[Source records]
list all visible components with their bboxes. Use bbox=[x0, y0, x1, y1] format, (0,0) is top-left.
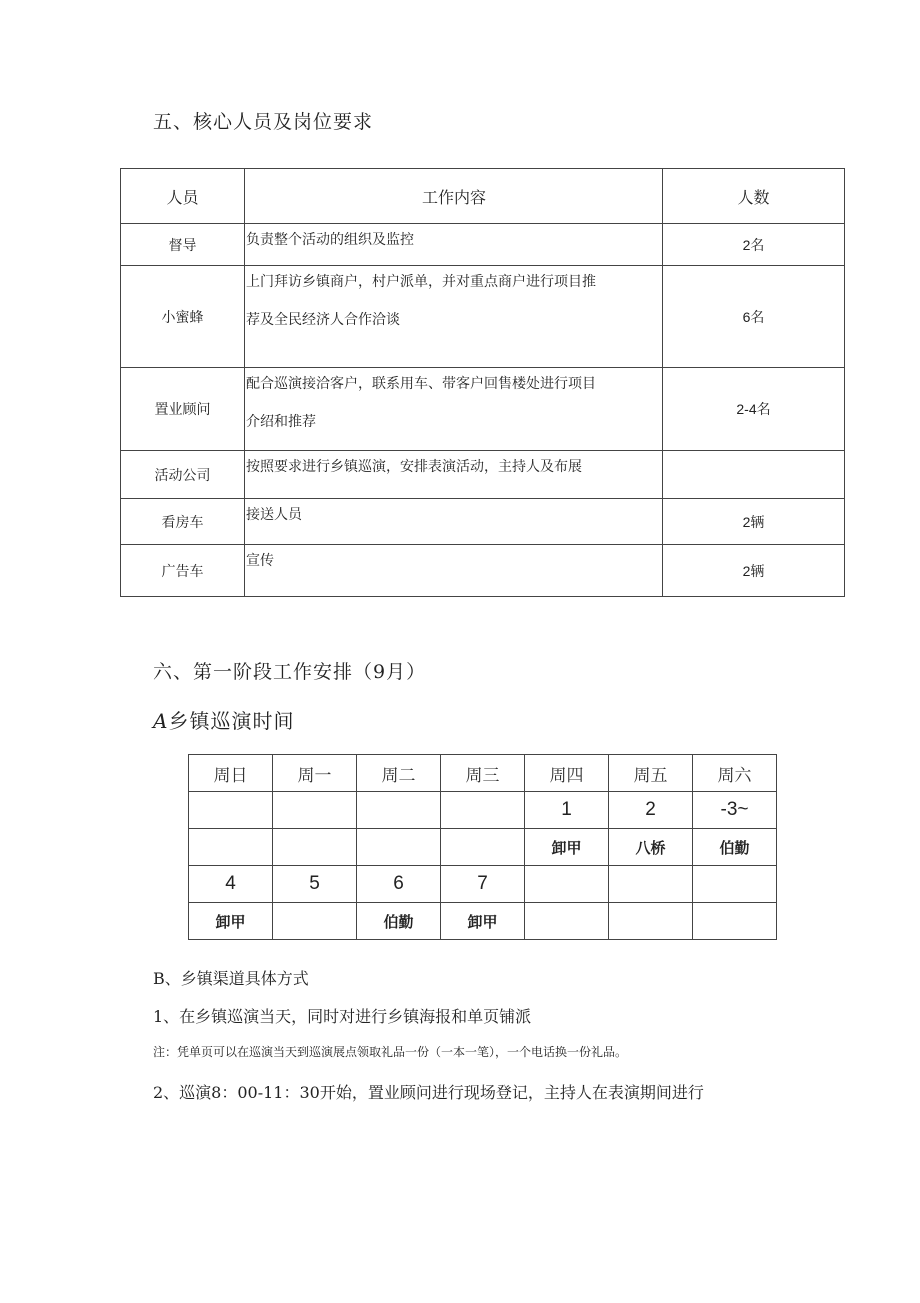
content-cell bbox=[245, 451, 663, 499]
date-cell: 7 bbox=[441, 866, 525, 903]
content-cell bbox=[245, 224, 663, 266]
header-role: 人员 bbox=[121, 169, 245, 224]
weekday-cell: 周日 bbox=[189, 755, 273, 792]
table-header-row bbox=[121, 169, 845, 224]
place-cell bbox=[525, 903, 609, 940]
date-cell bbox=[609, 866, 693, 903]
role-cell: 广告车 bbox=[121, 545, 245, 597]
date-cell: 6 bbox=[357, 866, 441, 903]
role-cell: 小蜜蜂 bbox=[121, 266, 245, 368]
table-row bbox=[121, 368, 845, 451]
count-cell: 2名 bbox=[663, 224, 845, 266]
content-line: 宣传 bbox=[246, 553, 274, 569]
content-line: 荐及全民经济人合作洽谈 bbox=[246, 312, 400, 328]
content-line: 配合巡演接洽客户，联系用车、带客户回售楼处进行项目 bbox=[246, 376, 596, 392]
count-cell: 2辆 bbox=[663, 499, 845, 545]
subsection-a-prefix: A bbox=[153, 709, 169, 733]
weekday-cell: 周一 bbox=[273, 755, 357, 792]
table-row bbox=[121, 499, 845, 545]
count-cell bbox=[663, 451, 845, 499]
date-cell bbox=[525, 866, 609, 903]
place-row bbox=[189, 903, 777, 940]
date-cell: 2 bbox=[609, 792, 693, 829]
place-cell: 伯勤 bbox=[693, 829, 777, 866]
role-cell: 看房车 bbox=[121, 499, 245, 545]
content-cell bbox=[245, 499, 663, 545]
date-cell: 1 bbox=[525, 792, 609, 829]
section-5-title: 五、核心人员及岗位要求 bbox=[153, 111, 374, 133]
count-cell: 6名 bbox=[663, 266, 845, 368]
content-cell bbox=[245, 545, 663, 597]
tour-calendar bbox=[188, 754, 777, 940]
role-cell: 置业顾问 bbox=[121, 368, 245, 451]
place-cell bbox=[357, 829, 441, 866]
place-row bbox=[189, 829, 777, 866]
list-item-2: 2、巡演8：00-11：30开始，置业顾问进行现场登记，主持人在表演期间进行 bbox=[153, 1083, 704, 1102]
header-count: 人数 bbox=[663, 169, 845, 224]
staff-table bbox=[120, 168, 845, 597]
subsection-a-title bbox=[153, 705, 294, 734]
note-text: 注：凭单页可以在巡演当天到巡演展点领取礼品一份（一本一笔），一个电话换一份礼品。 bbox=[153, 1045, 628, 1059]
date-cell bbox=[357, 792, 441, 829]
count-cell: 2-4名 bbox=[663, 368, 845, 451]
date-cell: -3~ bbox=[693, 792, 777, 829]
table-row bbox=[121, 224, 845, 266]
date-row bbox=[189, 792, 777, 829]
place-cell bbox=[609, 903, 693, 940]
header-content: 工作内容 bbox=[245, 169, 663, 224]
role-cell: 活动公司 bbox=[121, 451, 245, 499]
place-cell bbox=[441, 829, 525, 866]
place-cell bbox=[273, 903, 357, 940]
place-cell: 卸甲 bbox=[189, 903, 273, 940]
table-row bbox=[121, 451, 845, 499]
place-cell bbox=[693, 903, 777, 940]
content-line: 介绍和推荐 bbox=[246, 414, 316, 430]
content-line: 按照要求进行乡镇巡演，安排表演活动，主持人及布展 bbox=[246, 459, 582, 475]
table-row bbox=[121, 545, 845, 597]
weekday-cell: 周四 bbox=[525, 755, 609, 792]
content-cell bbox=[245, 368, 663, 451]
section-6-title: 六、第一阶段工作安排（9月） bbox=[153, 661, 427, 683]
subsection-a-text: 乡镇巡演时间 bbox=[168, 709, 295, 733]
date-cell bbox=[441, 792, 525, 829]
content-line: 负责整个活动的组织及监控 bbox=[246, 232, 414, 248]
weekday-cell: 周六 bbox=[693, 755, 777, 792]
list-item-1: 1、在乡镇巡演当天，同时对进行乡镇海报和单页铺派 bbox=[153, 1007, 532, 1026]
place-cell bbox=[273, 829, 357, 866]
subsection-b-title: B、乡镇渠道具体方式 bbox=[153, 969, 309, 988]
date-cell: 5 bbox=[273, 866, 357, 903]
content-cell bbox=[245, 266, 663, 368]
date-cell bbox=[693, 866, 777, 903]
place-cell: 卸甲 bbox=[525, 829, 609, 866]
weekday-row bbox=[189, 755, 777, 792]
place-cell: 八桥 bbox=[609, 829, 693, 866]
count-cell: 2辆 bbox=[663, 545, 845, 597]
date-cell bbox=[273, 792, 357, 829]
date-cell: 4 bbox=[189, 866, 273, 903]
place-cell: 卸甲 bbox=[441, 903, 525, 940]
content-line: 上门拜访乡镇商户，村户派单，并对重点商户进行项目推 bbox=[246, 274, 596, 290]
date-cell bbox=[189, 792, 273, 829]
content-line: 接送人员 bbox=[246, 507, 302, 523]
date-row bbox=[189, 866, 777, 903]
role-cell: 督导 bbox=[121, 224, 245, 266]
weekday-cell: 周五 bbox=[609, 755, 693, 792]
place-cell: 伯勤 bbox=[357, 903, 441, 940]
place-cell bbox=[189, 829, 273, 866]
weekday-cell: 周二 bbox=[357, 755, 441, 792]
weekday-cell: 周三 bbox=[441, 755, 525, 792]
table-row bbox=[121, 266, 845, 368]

...

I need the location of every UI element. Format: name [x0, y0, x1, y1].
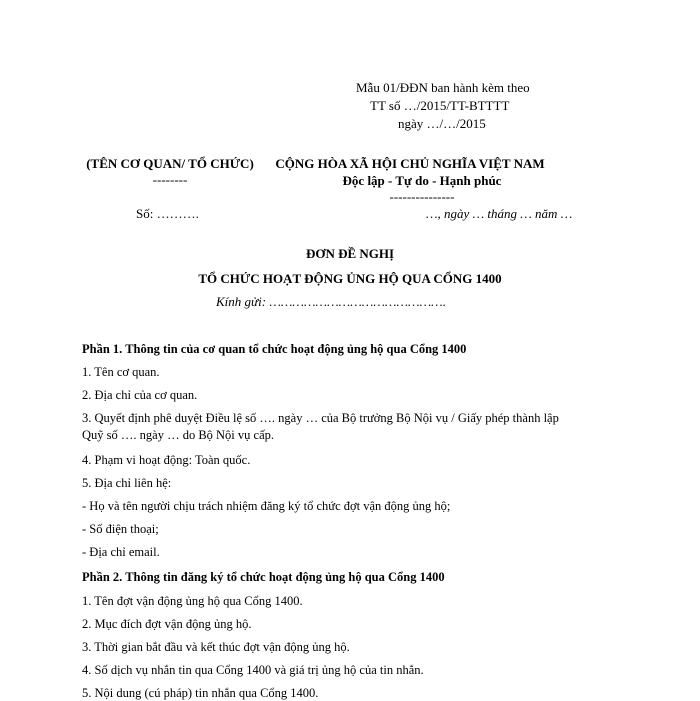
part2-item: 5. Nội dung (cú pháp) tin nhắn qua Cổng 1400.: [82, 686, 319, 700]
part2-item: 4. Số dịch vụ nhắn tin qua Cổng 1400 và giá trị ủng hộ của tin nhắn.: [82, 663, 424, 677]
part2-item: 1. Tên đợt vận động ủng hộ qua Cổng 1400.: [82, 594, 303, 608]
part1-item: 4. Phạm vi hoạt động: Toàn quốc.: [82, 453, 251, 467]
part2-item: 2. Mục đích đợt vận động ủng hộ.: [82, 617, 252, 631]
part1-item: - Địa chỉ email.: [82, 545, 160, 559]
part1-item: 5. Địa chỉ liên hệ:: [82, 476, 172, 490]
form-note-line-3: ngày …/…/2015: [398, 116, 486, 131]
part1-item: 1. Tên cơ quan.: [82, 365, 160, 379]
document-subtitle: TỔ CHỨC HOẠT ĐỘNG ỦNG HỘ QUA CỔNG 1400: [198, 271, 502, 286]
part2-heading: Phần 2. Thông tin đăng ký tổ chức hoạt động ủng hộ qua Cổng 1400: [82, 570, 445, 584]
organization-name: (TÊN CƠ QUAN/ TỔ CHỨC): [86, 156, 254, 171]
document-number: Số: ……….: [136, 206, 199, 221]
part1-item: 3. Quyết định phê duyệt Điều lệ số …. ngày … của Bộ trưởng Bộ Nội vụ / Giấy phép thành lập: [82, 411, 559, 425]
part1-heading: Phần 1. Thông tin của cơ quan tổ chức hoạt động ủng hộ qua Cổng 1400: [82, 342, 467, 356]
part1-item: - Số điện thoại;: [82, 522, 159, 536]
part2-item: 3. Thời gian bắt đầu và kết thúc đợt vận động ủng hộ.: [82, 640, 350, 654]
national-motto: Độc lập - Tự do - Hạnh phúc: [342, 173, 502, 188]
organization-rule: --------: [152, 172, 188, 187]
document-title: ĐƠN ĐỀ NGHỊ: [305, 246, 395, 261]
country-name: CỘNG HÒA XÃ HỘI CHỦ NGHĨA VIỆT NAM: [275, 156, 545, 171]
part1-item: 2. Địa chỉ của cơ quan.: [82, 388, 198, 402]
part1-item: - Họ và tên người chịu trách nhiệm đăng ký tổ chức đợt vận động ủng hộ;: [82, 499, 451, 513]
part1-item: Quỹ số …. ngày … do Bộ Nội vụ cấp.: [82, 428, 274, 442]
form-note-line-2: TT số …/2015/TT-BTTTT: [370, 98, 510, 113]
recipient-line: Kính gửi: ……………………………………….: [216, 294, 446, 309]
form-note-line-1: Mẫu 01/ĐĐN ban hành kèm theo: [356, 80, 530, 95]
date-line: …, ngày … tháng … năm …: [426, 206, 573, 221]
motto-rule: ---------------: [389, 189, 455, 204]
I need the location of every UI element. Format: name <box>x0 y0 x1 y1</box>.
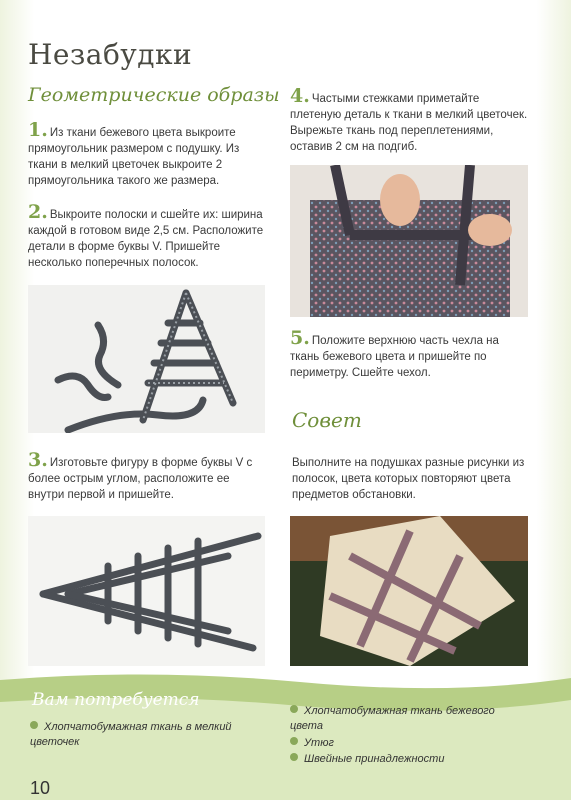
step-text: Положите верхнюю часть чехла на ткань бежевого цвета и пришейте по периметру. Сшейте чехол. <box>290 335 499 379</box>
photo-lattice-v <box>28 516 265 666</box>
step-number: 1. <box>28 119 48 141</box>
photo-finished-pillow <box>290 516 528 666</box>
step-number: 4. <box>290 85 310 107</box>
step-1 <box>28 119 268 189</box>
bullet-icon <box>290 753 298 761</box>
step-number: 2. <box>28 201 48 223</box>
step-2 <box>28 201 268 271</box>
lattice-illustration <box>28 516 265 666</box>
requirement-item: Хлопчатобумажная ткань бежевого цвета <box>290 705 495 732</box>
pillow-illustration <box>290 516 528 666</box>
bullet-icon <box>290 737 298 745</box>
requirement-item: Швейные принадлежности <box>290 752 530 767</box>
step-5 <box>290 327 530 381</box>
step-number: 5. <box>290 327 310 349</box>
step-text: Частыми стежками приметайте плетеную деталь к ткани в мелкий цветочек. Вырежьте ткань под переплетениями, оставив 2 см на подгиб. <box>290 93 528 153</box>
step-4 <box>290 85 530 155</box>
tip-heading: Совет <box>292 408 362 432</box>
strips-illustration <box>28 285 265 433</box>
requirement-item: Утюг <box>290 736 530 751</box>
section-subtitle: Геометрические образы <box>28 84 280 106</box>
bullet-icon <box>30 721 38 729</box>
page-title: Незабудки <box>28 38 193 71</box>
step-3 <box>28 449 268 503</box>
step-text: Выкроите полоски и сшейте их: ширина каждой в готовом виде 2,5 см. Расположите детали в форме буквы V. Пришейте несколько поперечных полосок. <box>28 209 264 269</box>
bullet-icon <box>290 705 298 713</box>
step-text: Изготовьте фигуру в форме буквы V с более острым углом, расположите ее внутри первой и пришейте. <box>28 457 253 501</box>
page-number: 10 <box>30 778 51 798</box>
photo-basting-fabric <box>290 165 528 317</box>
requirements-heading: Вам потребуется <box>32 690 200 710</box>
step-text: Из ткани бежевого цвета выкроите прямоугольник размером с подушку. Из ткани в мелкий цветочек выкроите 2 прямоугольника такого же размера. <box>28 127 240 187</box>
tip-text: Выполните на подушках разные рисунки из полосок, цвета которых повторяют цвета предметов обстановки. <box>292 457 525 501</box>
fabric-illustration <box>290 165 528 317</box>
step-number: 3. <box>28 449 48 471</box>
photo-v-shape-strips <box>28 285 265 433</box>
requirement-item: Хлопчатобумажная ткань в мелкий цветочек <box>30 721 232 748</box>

**WRITTEN PROBLEM:** Return the entries starting at the line that contains "part2-item: 5. Nội" and ending at the line that contains "country-name: CỘNG HÒA", reproduced verbatim with both of those lines included.

**EXERCISE OUTPUT:**
part2-item: 5. Nội dung (cú pháp) tin nhắn qua Cổng 1400.: [82, 686, 319, 700]
part2-item: 4. Số dịch vụ nhắn tin qua Cổng 1400 và giá trị ủng hộ của tin nhắn.: [82, 663, 424, 677]
part2-item: 1. Tên đợt vận động ủng hộ qua Cổng 1400.: [82, 594, 303, 608]
part1-item: 4. Phạm vi hoạt động: Toàn quốc.: [82, 453, 251, 467]
part2-item: 2. Mục đích đợt vận động ủng hộ.: [82, 617, 252, 631]
part1-item: - Địa chỉ email.: [82, 545, 160, 559]
part1-item: 5. Địa chỉ liên hệ:: [82, 476, 172, 490]
form-note-line-3: ngày …/…/2015: [398, 116, 486, 131]
part1-item: 1. Tên cơ quan.: [82, 365, 160, 379]
document-subtitle: TỔ CHỨC HOẠT ĐỘNG ỦNG HỘ QUA CỔNG 1400: [198, 271, 502, 286]
part2-heading: Phần 2. Thông tin đăng ký tổ chức hoạt động ủng hộ qua Cổng 1400: [82, 570, 445, 584]
organization-name: (TÊN CƠ QUAN/ TỔ CHỨC): [86, 156, 254, 171]
document-number: Số: ……….: [136, 206, 199, 221]
part1-item: 3. Quyết định phê duyệt Điều lệ số …. ngày … của Bộ trưởng Bộ Nội vụ / Giấy phép thành lập: [82, 411, 559, 425]
part1-heading: Phần 1. Thông tin của cơ quan tổ chức hoạt động ủng hộ qua Cổng 1400: [82, 342, 467, 356]
part1-item: - Số điện thoại;: [82, 522, 159, 536]
part2-item: 3. Thời gian bắt đầu và kết thúc đợt vận động ủng hộ.: [82, 640, 350, 654]
national-motto: Độc lập - Tự do - Hạnh phúc: [342, 173, 502, 188]
organization-rule: --------: [152, 172, 188, 187]
document-title: ĐƠN ĐỀ NGHỊ: [305, 246, 395, 261]
country-name: CỘNG HÒA XÃ HỘI CHỦ NGHĨA VIỆT NAM: [275, 156, 545, 171]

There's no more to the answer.